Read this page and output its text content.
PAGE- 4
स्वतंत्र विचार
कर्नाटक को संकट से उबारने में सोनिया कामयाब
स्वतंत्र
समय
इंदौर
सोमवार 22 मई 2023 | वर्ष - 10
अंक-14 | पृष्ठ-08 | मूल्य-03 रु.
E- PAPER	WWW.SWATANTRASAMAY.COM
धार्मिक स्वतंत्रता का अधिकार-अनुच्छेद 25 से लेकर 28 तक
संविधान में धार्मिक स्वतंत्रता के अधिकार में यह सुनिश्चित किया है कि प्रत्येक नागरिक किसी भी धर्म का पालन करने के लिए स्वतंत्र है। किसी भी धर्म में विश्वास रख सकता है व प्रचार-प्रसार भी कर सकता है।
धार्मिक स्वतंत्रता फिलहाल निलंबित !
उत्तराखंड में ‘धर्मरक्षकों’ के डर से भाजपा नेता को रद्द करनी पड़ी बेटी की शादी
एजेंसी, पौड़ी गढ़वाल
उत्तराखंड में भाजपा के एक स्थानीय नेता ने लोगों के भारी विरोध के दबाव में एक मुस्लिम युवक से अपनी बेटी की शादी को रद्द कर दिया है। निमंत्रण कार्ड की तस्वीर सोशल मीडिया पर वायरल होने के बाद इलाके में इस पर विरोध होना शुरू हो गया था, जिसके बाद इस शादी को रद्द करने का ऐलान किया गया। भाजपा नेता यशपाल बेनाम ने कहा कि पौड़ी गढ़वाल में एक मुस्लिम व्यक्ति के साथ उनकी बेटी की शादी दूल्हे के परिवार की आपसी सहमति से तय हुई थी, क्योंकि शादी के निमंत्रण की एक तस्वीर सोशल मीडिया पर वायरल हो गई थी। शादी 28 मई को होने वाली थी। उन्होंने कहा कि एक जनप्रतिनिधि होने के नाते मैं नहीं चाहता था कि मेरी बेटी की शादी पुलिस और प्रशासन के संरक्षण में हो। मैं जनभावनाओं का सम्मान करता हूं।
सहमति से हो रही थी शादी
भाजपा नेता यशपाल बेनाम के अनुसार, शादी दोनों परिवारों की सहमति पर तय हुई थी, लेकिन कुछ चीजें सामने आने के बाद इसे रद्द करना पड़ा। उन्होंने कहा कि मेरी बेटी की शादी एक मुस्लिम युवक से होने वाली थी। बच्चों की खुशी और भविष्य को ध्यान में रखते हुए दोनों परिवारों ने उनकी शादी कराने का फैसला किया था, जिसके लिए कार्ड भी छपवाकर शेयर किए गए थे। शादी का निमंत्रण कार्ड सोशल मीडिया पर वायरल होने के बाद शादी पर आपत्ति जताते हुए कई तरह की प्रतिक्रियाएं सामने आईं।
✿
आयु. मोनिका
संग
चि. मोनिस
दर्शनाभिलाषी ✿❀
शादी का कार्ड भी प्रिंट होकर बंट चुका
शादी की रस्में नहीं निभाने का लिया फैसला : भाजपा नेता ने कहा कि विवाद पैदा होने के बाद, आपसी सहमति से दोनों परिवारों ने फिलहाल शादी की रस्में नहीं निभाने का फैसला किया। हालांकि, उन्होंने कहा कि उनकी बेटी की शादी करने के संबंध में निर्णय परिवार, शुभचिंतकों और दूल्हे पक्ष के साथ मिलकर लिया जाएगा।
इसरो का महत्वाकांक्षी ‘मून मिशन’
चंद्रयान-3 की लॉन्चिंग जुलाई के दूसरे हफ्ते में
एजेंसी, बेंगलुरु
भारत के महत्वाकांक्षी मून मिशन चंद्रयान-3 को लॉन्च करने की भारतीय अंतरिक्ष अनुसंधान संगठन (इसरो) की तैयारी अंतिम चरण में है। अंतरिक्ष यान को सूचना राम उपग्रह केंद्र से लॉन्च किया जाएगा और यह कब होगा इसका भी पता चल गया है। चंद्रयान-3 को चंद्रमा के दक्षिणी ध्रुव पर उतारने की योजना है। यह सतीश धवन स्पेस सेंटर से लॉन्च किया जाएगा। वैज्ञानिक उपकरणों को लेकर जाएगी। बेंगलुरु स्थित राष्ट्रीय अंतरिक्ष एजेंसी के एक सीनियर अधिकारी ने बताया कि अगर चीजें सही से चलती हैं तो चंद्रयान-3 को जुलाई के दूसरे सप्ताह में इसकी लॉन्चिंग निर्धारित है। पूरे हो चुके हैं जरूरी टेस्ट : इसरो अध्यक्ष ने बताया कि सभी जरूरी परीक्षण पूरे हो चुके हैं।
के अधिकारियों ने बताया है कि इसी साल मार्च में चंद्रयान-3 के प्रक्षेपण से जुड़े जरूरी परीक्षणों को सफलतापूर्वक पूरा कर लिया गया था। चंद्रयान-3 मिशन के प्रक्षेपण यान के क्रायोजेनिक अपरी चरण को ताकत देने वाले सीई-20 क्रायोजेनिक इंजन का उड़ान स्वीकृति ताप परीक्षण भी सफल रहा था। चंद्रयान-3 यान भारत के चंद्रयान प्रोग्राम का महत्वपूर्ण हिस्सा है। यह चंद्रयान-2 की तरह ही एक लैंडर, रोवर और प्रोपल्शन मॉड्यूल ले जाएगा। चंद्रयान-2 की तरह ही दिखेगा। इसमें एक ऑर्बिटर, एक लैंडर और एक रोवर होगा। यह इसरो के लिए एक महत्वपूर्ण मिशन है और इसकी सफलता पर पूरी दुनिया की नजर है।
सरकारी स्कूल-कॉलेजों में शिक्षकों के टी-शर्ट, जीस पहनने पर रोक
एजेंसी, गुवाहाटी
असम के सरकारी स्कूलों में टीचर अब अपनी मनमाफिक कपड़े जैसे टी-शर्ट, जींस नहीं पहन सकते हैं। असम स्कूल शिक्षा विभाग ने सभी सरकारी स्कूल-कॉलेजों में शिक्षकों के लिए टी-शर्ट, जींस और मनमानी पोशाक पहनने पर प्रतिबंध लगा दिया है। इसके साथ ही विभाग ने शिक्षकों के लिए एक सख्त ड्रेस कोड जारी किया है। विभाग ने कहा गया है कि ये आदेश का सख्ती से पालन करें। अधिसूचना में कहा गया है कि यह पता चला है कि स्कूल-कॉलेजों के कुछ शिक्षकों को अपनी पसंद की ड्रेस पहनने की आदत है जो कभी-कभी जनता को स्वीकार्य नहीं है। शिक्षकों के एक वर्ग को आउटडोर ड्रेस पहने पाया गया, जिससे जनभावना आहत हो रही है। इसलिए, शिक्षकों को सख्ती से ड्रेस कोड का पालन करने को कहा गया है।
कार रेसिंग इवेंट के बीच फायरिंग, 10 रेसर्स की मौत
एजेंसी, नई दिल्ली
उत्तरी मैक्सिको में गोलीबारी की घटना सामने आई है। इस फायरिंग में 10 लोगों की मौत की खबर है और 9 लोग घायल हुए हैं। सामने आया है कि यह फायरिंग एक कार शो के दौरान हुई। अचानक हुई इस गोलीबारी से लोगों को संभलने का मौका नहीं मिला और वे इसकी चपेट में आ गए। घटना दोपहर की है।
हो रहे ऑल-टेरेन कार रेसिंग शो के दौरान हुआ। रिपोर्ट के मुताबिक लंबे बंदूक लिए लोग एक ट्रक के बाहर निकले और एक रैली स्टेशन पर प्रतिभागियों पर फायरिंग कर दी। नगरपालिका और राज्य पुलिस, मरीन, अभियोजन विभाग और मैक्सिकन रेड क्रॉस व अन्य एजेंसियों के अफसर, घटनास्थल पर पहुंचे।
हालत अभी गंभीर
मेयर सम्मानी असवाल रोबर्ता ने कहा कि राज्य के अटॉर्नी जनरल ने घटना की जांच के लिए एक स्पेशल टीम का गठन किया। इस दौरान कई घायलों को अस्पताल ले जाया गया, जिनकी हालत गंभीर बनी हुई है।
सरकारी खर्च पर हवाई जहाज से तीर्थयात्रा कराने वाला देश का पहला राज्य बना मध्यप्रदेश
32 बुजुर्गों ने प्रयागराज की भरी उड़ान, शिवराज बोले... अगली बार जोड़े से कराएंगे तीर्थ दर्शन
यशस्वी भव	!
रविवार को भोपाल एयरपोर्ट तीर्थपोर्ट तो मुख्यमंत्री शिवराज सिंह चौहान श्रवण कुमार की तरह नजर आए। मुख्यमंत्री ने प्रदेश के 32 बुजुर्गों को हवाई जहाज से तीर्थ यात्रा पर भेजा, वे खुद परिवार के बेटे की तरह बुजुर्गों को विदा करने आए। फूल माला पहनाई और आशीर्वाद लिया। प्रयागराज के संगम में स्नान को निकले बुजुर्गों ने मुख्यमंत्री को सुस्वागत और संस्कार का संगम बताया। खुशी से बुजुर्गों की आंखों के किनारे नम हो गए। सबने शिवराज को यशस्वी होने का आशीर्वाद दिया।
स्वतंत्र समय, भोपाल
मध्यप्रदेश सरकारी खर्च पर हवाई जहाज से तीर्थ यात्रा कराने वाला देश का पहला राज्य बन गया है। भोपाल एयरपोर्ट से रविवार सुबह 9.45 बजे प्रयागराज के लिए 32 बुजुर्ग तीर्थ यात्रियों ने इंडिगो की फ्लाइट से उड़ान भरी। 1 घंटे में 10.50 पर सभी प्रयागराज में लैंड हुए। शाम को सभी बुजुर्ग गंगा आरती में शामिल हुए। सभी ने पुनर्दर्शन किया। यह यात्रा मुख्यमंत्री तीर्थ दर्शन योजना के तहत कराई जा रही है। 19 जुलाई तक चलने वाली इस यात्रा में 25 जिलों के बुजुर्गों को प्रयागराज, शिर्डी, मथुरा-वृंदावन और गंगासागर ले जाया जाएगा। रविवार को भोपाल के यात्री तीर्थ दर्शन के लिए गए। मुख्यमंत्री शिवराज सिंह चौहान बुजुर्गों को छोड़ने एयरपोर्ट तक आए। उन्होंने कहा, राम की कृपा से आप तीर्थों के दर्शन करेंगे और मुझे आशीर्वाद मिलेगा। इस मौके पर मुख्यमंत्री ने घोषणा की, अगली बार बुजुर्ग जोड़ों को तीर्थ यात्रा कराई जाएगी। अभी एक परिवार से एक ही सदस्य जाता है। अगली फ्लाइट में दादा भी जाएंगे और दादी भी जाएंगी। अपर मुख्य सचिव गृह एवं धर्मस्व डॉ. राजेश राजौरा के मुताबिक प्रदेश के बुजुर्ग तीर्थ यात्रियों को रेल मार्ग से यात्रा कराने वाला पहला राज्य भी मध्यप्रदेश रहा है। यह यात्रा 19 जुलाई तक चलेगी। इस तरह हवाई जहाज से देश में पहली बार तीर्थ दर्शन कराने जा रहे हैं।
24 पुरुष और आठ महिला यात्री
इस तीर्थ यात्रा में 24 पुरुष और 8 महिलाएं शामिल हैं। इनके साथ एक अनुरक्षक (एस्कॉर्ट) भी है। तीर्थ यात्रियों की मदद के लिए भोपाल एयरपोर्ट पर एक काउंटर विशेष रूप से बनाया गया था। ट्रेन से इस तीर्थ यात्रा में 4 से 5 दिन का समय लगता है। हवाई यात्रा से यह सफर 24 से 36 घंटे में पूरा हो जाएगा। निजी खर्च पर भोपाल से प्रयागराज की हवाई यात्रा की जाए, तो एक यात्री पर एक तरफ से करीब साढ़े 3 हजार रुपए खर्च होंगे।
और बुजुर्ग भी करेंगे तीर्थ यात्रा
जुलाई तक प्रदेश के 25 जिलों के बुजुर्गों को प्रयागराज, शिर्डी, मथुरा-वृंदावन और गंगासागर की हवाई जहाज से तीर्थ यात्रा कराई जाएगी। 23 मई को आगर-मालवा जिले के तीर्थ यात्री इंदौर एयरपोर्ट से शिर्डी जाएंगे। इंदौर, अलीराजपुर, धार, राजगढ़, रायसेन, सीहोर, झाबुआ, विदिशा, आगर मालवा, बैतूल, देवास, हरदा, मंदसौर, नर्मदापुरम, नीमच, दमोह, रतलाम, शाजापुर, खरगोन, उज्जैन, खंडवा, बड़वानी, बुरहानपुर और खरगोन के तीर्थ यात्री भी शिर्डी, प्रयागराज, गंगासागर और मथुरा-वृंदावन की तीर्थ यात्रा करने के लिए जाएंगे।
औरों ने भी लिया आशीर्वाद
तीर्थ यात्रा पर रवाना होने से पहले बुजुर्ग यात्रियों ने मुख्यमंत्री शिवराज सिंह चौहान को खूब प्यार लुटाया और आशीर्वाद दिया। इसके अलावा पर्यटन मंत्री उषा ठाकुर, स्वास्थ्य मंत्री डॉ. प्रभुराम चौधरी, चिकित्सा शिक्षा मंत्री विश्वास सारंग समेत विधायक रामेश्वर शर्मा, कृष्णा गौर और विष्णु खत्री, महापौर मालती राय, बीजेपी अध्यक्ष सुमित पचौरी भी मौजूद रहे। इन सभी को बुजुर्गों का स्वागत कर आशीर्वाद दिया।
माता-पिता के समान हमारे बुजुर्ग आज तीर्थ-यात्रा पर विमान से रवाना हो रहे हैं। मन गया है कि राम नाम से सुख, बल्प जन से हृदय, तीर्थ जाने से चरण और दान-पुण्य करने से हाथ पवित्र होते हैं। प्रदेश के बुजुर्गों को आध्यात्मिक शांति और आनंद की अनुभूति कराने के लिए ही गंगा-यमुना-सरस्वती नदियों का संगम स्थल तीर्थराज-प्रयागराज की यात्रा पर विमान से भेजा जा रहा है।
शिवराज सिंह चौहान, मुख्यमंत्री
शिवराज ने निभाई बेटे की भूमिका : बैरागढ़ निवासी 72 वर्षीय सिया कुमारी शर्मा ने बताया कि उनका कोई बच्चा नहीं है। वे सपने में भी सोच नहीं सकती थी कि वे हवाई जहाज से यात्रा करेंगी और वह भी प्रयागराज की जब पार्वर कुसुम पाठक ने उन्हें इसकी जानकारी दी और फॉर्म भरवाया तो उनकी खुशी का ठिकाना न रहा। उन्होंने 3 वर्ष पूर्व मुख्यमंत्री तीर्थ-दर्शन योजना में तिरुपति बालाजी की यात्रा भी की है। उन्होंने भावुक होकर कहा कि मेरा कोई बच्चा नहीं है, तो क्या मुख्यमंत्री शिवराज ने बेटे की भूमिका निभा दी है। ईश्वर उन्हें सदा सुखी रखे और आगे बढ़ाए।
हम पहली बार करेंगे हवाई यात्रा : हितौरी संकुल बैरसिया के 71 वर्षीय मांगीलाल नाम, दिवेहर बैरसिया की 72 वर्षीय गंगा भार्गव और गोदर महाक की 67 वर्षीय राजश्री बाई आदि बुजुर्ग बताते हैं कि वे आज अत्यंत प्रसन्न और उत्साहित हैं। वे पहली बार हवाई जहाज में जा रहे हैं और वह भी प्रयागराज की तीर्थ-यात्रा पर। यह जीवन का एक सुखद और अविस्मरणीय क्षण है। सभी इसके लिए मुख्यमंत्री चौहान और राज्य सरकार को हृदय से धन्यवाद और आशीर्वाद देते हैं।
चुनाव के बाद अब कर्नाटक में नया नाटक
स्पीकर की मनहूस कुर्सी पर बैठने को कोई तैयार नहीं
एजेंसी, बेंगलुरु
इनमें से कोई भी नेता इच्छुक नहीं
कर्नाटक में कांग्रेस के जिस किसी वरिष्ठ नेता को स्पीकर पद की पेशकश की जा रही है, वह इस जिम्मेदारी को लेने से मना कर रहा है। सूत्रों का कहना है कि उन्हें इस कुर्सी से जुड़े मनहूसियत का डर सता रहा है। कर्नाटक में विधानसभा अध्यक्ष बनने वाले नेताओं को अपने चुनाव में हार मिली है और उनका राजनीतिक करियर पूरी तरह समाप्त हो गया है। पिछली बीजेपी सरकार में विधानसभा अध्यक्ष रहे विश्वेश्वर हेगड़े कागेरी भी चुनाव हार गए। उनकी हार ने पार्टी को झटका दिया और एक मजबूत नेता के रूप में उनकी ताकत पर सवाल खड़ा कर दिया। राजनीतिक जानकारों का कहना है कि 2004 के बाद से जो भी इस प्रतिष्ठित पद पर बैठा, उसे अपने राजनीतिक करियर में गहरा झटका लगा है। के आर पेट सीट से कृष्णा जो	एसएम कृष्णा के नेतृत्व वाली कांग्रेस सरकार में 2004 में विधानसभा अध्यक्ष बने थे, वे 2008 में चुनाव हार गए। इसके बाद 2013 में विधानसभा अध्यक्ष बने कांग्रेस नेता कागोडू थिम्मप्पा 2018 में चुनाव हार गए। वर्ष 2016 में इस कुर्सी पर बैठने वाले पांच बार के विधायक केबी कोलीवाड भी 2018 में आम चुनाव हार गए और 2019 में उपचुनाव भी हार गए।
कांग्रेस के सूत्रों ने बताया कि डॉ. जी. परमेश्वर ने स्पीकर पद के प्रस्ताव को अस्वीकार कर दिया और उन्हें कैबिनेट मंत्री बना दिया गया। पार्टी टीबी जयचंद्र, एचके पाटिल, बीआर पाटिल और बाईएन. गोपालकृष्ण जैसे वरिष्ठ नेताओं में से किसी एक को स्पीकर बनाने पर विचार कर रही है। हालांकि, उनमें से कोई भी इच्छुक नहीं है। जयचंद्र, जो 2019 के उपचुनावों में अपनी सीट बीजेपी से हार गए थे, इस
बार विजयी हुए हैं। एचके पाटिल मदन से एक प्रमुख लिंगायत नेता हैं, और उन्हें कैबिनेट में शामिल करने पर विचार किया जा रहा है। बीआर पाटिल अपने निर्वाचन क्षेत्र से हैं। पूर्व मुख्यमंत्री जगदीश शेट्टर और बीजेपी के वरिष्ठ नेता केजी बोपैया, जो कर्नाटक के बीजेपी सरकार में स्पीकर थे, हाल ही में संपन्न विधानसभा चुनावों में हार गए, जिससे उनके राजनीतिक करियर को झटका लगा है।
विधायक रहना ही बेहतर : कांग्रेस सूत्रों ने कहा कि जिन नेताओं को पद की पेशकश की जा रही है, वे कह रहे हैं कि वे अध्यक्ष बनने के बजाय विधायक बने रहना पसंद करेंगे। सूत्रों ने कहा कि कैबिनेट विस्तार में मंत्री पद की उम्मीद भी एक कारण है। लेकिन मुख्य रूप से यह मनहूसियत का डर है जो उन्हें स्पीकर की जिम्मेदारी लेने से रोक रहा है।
^^^^^^^^
* **Task details**: Select every line of the records holding the string "पहनन".

* **Response**:
सरकारी स्कूल-कॉलेजों में शिक्षकों के टी-शर्ट, जीस पहनने पर रोक
असम के सरकारी स्कूलों में टीचर अब अपनी मनमाफिक कपड़े जैसे टी-शर्ट, जींस नहीं पहन सकते हैं। असम स्कूल शिक्षा विभाग ने सभी सरकारी स्कूल-कॉलेजों में शिक्षकों के लिए टी-शर्ट, जींस और मनमानी पोशाक पहनने पर प्रतिबंध लगा दिया है। इसके साथ ही विभाग ने शिक्षकों के लिए एक सख्त ड्रेस कोड जारी किया है। विभाग ने कहा गया है कि ये आदेश का सख्ती से पालन करें। अधिसूचना में कहा गया है कि यह पता चला है कि स्कूल-कॉलेजों के कुछ शिक्षकों को अपनी पसंद की ड्रेस पहनने की आदत है जो कभी-कभी जनता को स्वीकार्य नहीं है। शिक्षकों के एक वर्ग को आउटडोर ड्रेस पहने पाया गया, जिससे जनभावना आहत हो रही है। इसलिए, शिक्षकों को सख्ती से ड्रेस कोड का पालन करने को कहा गया है।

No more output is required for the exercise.